## Task to carry out
Locate every line in the records below that holds the word "caption" and return each one.

## Items listed in a dataset
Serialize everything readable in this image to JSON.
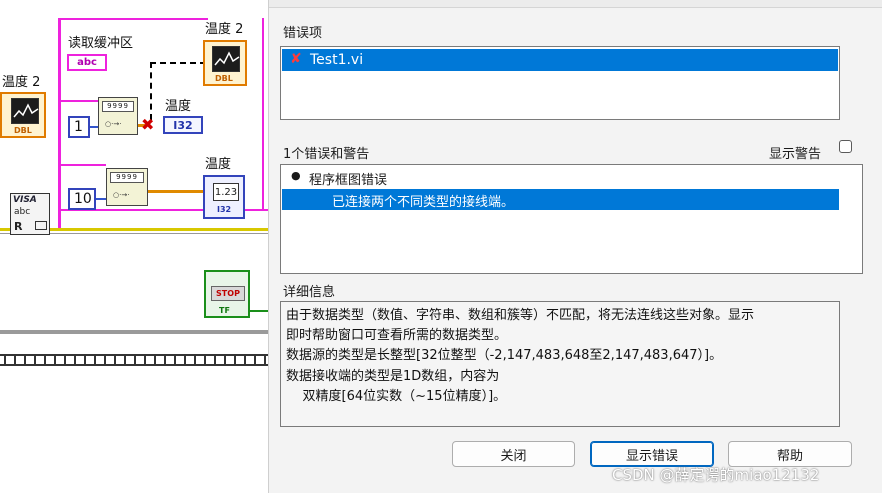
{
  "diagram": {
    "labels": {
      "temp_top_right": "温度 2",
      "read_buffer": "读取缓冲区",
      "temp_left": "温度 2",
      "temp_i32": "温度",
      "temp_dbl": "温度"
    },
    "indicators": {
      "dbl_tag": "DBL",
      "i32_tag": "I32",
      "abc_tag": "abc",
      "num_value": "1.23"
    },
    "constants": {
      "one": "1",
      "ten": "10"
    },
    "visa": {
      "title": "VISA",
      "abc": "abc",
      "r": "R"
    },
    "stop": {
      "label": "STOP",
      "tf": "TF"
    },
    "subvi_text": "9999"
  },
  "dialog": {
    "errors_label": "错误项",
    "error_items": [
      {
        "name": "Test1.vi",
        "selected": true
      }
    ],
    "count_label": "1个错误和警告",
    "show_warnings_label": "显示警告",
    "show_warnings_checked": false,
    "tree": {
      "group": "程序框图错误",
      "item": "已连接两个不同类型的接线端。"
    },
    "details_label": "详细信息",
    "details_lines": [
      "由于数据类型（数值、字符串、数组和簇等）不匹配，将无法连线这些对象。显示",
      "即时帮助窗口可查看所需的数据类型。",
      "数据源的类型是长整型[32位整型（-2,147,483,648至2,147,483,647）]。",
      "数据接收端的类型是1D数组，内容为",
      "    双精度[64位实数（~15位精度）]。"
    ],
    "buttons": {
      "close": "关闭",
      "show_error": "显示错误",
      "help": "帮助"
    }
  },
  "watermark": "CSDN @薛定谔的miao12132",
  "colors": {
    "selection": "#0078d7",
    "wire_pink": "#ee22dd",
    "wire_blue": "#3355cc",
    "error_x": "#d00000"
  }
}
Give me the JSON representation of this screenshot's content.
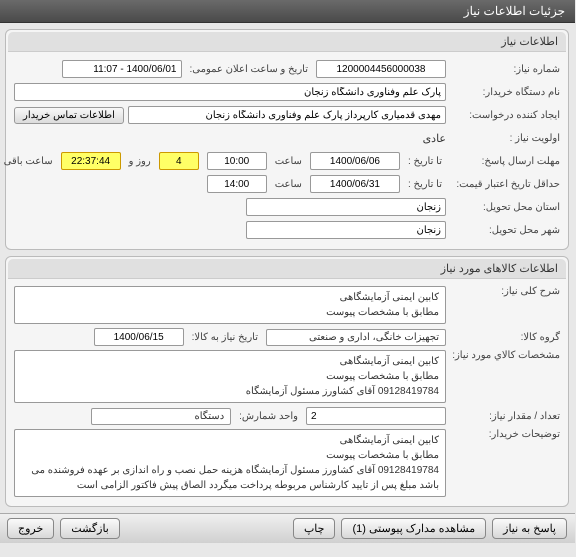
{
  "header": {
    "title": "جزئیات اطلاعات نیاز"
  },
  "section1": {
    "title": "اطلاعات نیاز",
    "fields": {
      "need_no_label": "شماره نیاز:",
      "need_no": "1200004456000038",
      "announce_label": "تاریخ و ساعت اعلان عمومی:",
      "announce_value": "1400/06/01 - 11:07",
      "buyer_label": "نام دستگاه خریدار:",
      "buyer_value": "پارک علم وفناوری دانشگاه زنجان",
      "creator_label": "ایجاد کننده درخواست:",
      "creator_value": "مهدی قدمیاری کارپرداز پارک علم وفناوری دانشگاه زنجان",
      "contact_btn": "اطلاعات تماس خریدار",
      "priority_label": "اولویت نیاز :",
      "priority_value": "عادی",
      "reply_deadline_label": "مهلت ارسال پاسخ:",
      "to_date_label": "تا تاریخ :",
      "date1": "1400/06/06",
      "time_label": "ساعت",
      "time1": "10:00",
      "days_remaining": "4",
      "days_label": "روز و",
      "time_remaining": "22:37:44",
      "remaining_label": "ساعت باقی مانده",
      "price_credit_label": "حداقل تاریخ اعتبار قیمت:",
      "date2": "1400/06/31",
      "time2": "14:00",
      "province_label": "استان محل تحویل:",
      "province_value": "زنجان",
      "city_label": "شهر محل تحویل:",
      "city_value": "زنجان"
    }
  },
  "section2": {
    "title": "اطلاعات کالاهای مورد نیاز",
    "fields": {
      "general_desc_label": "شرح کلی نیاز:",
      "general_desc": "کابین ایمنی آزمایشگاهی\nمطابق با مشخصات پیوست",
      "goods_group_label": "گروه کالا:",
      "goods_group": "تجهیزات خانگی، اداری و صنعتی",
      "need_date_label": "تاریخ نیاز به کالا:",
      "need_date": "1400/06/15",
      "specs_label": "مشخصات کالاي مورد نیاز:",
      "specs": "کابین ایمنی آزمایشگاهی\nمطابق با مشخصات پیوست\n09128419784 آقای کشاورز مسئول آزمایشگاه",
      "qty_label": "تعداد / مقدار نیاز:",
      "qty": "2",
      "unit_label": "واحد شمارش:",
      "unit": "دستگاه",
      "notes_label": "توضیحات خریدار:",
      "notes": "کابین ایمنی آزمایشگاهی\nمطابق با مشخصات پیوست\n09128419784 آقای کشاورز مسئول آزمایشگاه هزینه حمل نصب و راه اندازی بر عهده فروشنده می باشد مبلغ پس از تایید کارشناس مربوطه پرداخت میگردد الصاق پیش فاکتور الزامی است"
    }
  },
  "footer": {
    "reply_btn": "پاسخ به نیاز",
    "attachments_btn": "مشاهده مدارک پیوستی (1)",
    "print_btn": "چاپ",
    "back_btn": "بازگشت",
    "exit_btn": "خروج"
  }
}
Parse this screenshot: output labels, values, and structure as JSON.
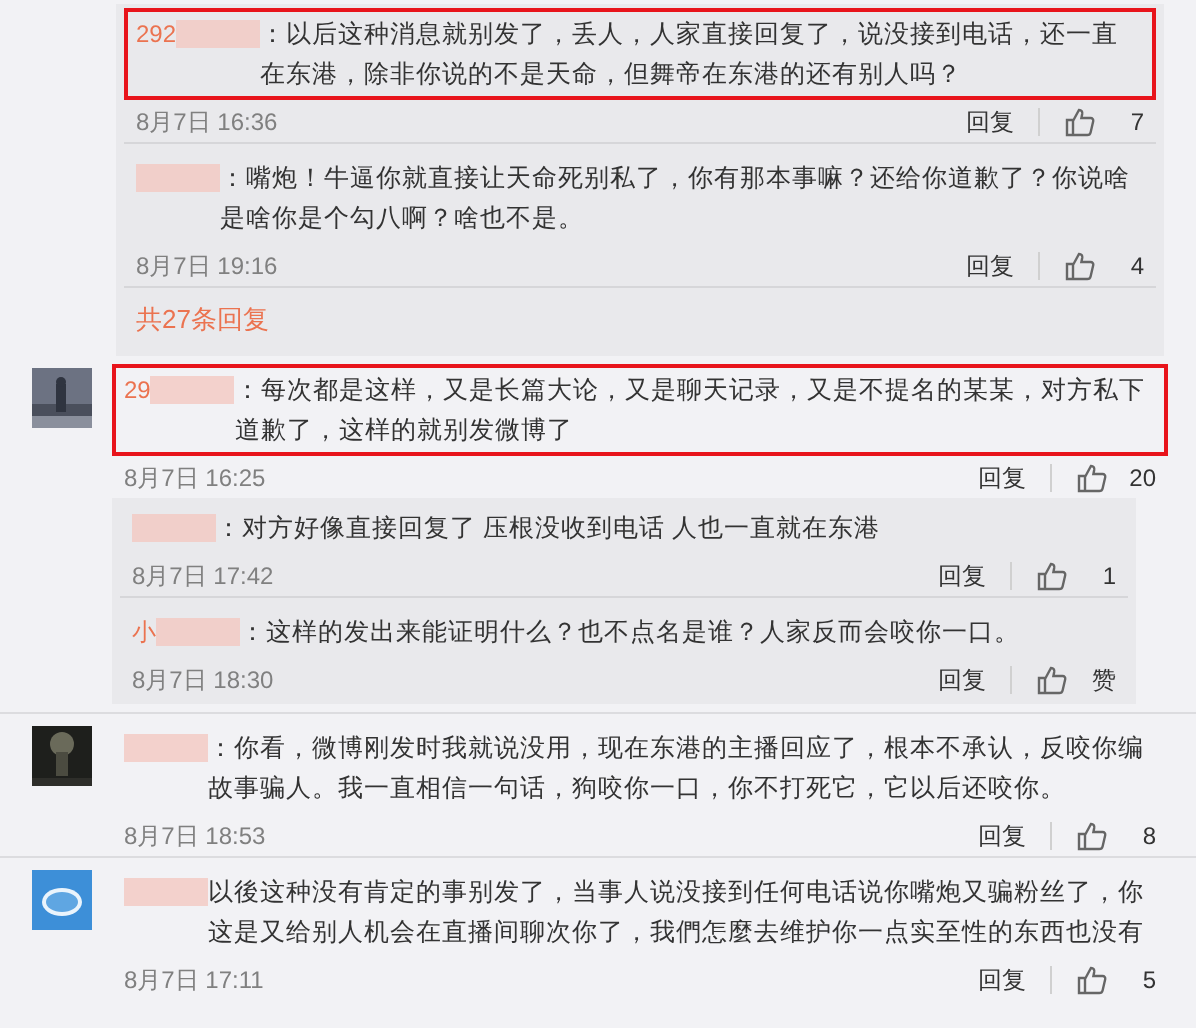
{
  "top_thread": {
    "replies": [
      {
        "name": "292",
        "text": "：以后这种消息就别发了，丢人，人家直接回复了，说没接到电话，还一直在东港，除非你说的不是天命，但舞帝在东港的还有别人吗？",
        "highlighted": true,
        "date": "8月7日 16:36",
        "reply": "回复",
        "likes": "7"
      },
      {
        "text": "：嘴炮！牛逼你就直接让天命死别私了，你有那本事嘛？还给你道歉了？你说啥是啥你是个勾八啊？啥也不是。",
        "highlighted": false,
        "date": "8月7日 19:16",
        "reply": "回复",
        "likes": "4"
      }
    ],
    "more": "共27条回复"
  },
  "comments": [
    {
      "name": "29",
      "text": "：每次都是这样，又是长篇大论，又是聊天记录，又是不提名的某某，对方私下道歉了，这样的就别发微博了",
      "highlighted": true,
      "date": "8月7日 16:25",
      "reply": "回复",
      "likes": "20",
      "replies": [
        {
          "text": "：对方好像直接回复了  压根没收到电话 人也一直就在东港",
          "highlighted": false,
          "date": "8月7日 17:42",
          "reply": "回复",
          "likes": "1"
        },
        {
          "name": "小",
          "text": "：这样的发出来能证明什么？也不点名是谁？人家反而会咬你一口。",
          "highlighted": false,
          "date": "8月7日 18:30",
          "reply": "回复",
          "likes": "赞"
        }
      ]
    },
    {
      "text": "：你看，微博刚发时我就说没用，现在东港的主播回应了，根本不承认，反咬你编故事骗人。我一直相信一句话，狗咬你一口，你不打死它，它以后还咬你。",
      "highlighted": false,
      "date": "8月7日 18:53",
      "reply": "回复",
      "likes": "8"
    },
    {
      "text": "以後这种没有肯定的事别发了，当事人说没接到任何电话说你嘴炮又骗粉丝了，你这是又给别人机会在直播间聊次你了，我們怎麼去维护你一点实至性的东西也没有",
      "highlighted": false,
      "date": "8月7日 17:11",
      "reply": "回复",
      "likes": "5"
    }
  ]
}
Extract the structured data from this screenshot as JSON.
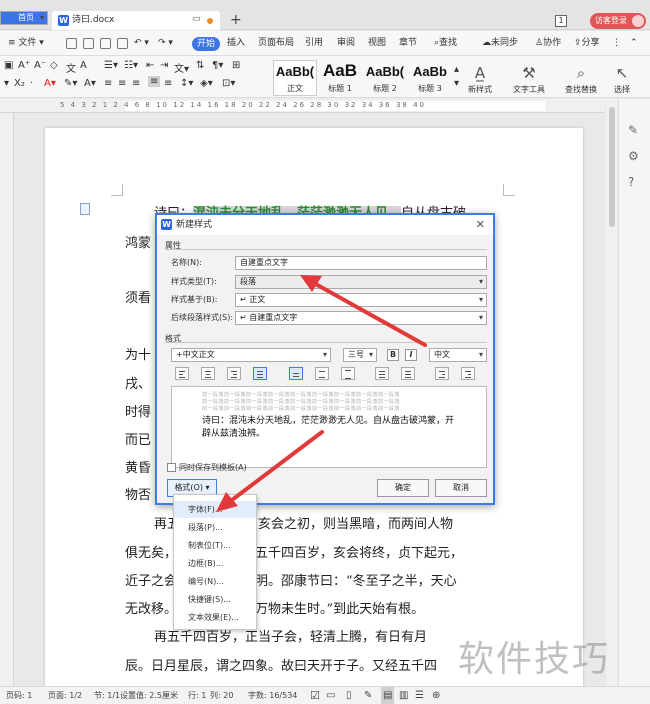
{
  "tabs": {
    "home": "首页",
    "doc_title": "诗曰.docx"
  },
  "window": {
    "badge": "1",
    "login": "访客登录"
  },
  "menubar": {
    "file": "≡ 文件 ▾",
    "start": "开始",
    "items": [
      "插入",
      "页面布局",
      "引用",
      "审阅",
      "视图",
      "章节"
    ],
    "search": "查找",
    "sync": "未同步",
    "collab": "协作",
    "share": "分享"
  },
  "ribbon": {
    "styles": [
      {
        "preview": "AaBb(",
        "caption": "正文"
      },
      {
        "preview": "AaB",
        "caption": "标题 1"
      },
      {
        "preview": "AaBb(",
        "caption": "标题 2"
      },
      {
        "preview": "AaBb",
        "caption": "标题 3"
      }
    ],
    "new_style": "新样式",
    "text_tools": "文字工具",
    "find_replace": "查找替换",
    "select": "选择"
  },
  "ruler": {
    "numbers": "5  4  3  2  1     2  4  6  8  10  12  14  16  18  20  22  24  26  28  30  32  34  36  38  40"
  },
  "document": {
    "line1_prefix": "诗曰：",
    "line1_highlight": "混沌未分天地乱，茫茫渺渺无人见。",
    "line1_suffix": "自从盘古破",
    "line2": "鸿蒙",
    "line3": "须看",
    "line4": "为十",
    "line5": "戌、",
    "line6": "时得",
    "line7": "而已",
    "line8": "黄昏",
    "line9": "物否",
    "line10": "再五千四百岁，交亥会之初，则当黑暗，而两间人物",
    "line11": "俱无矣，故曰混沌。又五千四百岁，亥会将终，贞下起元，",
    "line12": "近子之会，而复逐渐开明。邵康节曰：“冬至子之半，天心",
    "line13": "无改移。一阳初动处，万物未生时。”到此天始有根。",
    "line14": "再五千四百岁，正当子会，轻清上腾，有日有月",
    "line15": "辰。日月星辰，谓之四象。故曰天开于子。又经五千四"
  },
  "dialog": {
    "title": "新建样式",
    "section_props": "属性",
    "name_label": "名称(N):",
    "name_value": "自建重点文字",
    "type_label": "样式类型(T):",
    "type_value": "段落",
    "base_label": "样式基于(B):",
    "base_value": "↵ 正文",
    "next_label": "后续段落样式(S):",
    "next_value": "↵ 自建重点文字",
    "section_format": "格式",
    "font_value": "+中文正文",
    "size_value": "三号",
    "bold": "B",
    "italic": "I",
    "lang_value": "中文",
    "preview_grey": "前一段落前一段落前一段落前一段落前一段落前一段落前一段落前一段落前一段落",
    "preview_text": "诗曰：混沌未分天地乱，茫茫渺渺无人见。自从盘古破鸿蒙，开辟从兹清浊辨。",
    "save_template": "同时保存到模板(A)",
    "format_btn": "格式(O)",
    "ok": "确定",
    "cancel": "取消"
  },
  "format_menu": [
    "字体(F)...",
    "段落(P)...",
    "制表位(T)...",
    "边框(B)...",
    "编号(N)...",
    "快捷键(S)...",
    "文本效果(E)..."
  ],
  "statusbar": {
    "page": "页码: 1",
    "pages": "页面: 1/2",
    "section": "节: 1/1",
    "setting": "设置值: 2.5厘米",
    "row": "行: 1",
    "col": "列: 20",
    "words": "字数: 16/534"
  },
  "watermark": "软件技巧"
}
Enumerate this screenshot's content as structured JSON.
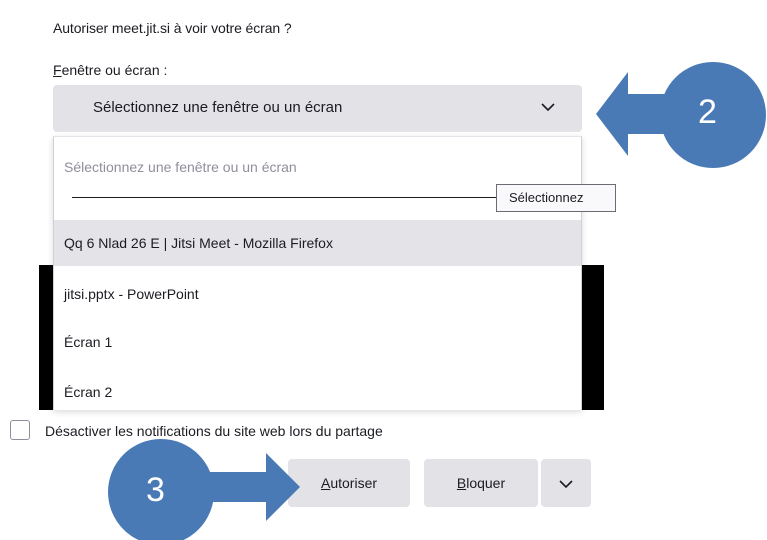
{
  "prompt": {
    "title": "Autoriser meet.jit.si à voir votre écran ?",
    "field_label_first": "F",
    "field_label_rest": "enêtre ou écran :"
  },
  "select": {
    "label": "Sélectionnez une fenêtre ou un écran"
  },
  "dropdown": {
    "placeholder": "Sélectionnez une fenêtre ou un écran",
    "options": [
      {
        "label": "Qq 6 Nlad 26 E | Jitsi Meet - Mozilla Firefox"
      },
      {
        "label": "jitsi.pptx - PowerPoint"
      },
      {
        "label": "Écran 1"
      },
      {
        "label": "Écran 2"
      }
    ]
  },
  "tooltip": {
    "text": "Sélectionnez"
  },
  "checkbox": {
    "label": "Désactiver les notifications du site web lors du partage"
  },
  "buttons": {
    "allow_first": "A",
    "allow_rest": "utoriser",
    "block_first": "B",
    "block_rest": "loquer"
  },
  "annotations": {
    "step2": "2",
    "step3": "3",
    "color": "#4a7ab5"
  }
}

## Answer in full
        "caption": "正文"
        "caption": "标题 1"
        "caption": "标题 2"
        "caption": "标题 3"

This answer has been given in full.